Sezione del documento:

Le piccole e medie imprese (PMI) sono definite, a livello comunitario, in base a criteri cumulativi legati agli effettivi, al volume d'affari e all'indipendenza dell'impresa. Se si considera quindi soltanto il numero di dipendenti, una micro-impresa è un'impresa che dà lavoro a meno di 10 persone, una piccola impresa a meno di 50 e una media impresa a meno di 250. L'Unione europea ha definito espressamente le PMI per riservare la fruizione delle agevolazioni, poste in atto a favore di queste ultime, alle sole imprese che ne posseggano effettivamente le caratteristiche.

Le PMI rappresentano più di 90% delle imprese in Europa e sono il cuore dell'economia europea. Conformemente al motto « Pensare anzitutto in piccolo » adottato nella Carta europea per le piccole imprese (2000), l'Unione europea indirizza diverse delle sue azioni a favore delle PMI europee (accesso ai finanziamenti, fiscalità, ricerca, tecnologia dell'informazione e della comunicazione, ecc.). Essa ha anche posto in atto un quadro politico coerente e unico per queste diverse azioni che intende liberare le potenzialità non valorizzate delle PMI per creare crescita e occupazione all'interno dell'Unione.

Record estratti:
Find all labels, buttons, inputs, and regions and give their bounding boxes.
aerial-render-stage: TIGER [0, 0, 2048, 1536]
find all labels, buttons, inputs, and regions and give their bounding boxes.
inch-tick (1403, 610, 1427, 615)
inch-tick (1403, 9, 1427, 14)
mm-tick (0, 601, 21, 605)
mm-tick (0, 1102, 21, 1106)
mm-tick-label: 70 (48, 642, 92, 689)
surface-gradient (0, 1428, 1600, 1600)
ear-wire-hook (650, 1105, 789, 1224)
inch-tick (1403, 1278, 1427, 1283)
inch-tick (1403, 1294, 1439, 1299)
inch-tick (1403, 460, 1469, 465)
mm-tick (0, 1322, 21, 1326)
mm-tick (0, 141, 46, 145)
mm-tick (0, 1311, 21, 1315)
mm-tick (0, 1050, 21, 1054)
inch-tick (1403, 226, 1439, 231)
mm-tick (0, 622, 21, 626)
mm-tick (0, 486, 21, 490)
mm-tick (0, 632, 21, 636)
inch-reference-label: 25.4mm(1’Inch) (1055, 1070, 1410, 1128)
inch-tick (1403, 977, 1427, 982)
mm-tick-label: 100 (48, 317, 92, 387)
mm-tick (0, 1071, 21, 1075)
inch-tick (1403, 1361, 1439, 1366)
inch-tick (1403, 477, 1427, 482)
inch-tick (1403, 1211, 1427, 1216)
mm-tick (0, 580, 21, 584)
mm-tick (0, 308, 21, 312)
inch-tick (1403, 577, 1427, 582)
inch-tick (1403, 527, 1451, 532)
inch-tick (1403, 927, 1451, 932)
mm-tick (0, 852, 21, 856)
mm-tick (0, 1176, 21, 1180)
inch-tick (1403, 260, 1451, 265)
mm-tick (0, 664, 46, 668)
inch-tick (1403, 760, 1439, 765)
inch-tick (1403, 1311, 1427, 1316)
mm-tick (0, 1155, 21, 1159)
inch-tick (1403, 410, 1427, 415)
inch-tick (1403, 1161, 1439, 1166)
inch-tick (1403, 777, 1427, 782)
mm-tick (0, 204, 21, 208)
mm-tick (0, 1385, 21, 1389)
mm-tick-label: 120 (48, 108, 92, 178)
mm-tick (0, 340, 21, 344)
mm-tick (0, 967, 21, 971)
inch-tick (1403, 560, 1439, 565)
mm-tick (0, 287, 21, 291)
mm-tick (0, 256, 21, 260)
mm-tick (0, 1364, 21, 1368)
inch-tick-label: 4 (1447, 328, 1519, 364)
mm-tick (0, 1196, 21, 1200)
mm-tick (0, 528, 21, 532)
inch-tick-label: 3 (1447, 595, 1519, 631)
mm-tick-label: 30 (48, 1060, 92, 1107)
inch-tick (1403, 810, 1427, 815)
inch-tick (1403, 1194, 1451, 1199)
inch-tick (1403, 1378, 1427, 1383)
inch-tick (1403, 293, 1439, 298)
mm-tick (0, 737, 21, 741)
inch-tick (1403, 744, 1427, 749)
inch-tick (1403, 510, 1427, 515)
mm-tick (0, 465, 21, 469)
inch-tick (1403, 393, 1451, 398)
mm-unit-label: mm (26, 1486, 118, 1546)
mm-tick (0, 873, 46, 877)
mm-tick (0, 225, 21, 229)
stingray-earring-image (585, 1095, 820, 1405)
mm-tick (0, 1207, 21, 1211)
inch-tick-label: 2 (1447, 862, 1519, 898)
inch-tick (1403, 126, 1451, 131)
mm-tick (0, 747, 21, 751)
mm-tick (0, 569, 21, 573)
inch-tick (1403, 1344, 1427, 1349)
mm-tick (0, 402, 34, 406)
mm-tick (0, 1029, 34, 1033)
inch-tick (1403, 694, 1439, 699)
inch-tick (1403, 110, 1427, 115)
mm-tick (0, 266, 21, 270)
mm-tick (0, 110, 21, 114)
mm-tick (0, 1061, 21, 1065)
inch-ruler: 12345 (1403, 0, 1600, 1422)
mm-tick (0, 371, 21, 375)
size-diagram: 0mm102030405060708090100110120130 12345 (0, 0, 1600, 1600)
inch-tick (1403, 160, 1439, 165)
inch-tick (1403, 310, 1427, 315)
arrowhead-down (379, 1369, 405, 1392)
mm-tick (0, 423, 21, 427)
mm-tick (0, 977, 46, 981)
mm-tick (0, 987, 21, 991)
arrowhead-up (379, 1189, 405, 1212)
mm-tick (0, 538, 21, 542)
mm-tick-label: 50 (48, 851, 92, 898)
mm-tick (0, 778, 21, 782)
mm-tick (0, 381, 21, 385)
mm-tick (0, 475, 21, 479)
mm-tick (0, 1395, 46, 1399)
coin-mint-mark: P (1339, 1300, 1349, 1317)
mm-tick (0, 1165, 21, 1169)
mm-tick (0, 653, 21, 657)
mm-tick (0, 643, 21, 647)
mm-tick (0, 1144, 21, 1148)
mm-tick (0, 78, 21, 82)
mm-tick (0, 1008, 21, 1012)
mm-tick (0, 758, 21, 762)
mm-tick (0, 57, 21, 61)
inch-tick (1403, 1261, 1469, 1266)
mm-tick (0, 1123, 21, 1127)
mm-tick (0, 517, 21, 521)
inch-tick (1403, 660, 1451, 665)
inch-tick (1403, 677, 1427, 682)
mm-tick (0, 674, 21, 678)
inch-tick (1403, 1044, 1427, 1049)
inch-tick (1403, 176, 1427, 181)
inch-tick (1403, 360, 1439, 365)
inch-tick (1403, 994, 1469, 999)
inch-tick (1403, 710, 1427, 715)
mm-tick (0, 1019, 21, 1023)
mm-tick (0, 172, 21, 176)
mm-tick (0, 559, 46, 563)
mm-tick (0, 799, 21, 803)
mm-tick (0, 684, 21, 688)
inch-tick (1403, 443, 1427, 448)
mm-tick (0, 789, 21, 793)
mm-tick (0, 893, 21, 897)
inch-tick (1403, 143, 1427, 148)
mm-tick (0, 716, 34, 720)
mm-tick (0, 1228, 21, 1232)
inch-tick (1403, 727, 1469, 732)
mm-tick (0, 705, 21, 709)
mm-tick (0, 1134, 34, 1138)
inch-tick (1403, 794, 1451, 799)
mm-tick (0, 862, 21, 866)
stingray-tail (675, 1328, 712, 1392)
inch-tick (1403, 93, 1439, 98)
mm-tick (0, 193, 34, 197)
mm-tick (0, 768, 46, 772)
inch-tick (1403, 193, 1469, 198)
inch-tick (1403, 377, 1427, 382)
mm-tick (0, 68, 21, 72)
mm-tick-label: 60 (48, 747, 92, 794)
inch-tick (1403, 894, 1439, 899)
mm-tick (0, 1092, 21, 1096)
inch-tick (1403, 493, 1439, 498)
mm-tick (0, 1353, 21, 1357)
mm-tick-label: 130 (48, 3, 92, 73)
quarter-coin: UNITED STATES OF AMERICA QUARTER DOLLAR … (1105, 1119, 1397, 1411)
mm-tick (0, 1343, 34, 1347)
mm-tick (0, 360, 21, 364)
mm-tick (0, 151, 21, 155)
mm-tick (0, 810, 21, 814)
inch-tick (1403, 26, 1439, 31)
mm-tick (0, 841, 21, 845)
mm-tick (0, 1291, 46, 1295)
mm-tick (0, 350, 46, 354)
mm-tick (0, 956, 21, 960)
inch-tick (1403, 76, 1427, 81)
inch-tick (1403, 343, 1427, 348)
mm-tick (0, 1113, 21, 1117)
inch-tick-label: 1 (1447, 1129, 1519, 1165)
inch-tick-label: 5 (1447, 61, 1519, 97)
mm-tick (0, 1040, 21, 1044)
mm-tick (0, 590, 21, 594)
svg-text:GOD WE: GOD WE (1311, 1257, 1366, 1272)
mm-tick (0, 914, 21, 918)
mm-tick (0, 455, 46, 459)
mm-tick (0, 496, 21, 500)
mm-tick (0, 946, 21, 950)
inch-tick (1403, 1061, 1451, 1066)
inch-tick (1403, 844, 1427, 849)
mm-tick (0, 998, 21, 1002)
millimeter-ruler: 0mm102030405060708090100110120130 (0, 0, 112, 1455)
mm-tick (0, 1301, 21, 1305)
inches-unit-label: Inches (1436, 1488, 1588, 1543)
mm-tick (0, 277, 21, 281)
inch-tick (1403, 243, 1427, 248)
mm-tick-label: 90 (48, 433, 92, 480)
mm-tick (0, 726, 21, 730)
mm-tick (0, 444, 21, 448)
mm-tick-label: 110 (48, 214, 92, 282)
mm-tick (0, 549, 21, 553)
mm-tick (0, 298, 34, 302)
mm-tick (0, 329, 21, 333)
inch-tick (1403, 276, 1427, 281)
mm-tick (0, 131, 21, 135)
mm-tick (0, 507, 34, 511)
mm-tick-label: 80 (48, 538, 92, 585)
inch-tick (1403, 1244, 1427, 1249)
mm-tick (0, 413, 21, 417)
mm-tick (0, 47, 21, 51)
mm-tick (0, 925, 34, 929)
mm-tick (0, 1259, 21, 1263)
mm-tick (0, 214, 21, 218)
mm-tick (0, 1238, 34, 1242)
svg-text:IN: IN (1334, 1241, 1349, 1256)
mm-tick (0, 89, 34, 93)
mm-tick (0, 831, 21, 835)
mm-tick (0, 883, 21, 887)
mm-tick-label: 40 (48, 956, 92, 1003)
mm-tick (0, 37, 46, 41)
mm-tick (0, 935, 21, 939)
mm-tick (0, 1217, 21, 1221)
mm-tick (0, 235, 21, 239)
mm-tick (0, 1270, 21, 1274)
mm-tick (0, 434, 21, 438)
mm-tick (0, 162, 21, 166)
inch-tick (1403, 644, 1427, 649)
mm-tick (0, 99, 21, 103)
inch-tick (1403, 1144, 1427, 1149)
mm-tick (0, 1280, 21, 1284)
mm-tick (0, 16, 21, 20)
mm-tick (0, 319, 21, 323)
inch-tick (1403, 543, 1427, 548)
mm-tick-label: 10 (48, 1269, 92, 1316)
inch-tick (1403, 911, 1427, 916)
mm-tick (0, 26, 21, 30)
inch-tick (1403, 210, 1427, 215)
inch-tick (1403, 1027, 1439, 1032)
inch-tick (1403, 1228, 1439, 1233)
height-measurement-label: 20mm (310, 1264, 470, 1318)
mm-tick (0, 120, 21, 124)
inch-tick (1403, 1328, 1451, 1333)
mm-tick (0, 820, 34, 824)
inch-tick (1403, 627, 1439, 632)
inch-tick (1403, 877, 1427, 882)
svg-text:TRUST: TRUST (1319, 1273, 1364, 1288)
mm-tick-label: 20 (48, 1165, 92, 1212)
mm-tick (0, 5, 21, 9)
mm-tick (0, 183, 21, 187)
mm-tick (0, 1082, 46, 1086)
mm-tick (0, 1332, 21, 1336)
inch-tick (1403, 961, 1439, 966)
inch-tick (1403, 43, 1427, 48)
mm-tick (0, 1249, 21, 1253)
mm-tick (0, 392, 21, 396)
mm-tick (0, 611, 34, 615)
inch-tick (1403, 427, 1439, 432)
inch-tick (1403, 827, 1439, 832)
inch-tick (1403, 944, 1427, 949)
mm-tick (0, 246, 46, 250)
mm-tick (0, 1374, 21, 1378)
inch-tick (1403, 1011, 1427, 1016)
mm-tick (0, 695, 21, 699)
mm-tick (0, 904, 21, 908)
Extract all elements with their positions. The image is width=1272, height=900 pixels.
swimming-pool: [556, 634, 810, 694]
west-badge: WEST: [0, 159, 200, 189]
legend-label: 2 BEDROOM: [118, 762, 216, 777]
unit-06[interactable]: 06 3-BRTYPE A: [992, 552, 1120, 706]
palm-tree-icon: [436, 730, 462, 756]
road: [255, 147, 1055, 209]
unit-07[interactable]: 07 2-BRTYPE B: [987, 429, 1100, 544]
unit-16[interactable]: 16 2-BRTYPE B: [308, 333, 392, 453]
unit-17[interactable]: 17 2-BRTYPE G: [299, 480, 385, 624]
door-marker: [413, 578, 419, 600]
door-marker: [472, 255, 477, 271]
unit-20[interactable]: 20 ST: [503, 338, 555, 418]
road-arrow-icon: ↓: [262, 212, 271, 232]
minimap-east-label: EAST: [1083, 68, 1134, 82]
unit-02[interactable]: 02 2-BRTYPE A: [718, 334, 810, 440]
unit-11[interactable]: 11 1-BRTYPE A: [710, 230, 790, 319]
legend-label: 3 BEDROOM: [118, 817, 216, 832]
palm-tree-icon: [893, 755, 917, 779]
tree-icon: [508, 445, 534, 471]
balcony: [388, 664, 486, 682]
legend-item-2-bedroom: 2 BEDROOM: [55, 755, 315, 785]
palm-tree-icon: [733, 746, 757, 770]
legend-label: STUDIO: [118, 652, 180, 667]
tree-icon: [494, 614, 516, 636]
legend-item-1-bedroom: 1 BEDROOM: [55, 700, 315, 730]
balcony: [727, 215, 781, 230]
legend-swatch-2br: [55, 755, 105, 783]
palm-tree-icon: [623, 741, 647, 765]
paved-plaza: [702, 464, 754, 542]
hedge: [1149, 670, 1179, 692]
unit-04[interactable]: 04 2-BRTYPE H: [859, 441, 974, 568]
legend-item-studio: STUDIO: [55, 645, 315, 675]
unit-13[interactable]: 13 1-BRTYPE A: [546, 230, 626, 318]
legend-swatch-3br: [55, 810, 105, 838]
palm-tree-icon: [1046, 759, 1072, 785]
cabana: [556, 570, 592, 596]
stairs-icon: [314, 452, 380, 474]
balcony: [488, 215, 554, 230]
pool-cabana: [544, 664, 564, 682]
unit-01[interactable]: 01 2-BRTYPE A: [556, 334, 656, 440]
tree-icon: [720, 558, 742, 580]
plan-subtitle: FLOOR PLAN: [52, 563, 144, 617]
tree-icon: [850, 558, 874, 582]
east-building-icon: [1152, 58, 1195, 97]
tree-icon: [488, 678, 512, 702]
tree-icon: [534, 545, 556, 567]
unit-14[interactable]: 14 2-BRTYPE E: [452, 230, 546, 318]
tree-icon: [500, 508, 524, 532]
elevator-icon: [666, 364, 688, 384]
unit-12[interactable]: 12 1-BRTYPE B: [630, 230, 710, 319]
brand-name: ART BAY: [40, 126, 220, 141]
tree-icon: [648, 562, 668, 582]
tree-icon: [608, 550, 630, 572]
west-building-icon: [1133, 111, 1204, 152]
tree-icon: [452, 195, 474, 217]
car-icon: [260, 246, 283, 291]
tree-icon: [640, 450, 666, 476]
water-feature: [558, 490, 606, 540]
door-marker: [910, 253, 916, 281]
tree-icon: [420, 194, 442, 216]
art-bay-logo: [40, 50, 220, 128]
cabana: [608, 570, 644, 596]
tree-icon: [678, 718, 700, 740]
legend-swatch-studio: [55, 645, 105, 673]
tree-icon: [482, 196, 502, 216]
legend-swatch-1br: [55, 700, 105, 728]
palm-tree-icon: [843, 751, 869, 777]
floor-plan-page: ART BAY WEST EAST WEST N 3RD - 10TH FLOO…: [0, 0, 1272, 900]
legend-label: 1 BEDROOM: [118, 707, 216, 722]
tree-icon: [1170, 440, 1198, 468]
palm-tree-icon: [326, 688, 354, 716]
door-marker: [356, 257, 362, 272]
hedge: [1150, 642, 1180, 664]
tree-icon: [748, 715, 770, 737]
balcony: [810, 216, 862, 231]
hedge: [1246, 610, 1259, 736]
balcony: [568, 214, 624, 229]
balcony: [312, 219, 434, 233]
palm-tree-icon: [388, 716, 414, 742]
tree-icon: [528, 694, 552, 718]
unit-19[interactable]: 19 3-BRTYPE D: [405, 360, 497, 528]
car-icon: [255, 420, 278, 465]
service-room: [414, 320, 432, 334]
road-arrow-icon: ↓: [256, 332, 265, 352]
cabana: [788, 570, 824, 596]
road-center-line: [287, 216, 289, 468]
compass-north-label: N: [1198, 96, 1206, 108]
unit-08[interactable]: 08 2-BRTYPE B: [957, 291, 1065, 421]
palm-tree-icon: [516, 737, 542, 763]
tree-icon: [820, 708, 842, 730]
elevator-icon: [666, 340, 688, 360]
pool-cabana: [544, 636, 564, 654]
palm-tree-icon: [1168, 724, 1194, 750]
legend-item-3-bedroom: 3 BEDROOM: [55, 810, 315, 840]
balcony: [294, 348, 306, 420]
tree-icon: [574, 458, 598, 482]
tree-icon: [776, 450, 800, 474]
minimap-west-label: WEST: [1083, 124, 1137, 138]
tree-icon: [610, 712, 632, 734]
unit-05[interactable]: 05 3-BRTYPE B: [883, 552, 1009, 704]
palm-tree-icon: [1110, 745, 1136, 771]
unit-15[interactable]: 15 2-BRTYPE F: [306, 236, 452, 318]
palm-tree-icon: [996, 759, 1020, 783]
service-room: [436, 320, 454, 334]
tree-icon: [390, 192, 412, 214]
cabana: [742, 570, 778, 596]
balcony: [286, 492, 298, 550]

Consegna esercizio: Stabilisca se ciascuna delle seguenti affermazioni concorda con il testo sulle PMI, rispondendo sì o no e citando testualmente le parole decisive: (a) una piccola impresa dà lavoro a meno di 50 persone; (b) le PMI costituiscono meno della metà delle imprese in Europa; (c) la Carta europea per le piccole imprese risale al 2000.

Soluzione proposta:
(a) Sì: «una piccola impresa a meno di 50».
(b) No: «Le PMI rappresentano più di 90% delle imprese in Europa».
(c) Sì: «adottato nella Carta europea per le piccole imprese (2000)».